Task instructions:
Select the lines that contain "mean" and copy each of them.

The input:
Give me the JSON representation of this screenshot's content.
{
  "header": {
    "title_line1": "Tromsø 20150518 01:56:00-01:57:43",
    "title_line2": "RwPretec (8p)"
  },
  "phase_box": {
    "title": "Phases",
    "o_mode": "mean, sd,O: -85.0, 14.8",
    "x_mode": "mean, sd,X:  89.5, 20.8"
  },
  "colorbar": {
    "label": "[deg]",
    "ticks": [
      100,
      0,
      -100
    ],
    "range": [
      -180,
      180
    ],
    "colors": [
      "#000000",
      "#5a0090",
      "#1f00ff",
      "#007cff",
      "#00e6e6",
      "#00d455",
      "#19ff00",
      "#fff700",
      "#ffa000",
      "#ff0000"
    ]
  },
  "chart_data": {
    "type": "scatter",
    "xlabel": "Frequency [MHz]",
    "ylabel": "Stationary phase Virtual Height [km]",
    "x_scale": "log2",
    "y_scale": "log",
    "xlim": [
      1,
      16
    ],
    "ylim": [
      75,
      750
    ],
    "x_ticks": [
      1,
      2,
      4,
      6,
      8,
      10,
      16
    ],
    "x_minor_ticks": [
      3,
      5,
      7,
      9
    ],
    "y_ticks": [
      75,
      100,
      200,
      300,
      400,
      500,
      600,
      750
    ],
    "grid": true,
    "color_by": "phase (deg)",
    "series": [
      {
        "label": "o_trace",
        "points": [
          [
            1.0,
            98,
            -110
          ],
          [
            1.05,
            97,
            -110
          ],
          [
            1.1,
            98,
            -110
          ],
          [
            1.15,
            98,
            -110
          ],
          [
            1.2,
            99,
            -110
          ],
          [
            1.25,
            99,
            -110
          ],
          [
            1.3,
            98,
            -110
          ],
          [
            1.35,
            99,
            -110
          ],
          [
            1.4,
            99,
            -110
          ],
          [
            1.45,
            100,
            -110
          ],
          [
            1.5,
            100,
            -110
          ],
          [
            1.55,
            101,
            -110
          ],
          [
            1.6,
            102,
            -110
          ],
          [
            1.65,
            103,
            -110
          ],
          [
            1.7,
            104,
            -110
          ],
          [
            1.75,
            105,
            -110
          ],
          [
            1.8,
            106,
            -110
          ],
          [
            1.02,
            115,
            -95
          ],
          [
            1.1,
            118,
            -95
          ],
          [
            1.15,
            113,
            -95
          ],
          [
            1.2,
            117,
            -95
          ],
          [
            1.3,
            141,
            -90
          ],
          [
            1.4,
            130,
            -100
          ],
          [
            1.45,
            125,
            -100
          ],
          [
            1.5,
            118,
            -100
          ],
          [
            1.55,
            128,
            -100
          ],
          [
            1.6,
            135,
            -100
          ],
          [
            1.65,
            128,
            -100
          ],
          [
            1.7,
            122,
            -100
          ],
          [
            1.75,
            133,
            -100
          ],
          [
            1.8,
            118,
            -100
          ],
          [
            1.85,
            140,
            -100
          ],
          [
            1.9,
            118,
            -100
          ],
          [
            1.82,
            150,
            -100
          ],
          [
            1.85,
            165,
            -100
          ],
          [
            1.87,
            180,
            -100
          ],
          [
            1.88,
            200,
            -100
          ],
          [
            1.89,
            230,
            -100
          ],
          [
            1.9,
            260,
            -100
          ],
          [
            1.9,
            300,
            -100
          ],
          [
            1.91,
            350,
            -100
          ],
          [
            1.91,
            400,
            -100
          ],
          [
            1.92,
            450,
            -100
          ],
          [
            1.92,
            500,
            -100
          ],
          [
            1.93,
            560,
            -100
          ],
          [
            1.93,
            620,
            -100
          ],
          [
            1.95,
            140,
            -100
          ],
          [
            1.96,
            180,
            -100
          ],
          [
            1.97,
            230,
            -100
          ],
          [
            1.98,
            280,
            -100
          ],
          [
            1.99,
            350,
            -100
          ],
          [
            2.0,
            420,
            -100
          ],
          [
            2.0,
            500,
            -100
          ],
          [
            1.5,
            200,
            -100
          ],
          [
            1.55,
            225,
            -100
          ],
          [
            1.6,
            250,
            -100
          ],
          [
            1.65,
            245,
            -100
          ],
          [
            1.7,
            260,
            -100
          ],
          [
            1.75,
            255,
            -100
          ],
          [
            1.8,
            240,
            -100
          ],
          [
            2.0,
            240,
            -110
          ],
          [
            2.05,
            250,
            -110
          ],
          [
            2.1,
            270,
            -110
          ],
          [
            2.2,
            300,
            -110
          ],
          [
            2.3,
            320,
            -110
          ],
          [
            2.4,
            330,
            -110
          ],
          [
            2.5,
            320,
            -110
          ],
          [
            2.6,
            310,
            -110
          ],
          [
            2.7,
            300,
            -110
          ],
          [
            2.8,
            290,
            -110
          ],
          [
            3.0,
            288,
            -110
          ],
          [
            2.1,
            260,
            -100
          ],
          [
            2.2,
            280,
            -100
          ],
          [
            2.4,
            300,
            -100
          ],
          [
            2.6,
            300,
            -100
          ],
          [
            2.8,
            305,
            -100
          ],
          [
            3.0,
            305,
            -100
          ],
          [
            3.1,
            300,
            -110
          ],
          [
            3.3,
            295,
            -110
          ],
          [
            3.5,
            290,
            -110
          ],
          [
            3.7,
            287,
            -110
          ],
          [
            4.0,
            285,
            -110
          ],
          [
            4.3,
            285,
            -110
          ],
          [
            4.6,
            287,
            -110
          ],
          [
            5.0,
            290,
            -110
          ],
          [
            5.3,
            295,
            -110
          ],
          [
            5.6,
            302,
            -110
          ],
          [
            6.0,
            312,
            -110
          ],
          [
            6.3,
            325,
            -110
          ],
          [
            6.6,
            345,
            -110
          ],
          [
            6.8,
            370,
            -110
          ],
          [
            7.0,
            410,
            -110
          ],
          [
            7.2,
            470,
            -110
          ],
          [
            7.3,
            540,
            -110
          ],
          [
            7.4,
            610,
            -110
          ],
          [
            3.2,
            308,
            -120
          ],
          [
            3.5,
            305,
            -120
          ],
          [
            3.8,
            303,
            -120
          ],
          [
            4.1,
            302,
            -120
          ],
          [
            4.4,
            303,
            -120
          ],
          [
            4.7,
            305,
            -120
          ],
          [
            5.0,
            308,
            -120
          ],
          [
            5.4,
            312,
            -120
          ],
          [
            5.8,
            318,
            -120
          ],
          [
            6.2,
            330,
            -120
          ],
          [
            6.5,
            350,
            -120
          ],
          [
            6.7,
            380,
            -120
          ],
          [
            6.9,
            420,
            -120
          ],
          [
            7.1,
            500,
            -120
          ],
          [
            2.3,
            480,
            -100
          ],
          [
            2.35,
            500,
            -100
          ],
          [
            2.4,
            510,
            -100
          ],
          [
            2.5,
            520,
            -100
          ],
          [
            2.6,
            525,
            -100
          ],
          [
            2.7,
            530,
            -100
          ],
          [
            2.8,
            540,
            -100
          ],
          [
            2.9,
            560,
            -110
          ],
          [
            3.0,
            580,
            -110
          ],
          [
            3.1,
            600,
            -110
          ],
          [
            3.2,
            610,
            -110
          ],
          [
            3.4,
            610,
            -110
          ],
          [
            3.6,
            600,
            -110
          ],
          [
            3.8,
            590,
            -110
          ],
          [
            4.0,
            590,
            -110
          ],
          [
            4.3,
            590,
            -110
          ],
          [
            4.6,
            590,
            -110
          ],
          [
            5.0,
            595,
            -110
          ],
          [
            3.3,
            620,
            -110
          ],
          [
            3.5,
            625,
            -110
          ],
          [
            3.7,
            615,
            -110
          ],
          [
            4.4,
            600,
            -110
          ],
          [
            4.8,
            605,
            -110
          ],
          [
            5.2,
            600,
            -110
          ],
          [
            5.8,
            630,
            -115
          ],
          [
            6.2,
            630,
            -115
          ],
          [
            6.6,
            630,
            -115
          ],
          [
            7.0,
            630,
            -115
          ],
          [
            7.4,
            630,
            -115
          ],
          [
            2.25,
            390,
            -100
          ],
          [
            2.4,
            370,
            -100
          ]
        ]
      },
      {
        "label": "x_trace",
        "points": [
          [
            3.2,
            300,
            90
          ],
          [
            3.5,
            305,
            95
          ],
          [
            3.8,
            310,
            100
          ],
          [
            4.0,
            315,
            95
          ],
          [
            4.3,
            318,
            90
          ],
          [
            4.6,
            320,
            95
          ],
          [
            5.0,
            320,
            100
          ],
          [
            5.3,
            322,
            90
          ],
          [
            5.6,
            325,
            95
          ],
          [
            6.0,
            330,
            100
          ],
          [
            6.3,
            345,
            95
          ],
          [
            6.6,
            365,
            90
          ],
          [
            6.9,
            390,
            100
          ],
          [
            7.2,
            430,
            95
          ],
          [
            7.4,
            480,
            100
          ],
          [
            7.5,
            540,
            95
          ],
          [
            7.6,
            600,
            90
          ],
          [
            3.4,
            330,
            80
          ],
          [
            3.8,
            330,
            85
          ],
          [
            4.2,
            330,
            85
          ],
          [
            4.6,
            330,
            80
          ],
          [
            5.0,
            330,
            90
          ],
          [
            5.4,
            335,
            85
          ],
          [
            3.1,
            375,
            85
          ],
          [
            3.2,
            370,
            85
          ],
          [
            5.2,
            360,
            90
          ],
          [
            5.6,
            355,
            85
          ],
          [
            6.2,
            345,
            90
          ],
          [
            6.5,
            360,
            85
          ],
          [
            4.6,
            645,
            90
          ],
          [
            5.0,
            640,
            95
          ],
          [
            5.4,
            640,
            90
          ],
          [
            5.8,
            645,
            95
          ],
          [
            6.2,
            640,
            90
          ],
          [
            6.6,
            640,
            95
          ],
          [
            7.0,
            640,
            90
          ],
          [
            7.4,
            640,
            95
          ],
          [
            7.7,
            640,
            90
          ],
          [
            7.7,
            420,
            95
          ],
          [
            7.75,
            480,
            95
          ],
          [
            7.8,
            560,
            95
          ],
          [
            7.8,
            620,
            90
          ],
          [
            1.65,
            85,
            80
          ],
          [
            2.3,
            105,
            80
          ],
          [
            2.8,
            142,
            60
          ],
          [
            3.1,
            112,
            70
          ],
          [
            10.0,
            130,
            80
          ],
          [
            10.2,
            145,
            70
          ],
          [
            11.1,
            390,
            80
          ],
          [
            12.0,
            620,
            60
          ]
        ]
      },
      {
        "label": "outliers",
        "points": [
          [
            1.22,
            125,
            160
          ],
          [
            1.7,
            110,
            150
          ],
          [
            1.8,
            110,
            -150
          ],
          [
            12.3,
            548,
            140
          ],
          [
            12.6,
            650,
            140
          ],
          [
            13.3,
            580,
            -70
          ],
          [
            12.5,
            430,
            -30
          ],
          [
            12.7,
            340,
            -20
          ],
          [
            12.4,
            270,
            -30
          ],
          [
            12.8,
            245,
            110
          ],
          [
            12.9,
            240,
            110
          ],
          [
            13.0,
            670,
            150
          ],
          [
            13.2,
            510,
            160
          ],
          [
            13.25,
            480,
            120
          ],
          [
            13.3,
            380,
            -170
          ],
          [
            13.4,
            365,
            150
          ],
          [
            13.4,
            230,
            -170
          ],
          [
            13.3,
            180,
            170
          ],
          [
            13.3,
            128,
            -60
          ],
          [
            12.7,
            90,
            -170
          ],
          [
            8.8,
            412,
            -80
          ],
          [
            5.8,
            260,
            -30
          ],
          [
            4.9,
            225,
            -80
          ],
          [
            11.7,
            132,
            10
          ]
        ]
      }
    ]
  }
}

Completed task:
    "o_mode": "mean, sd,O: -85.0, 14.8",
    "x_mode": "mean, sd,X:  89.5, 20.8"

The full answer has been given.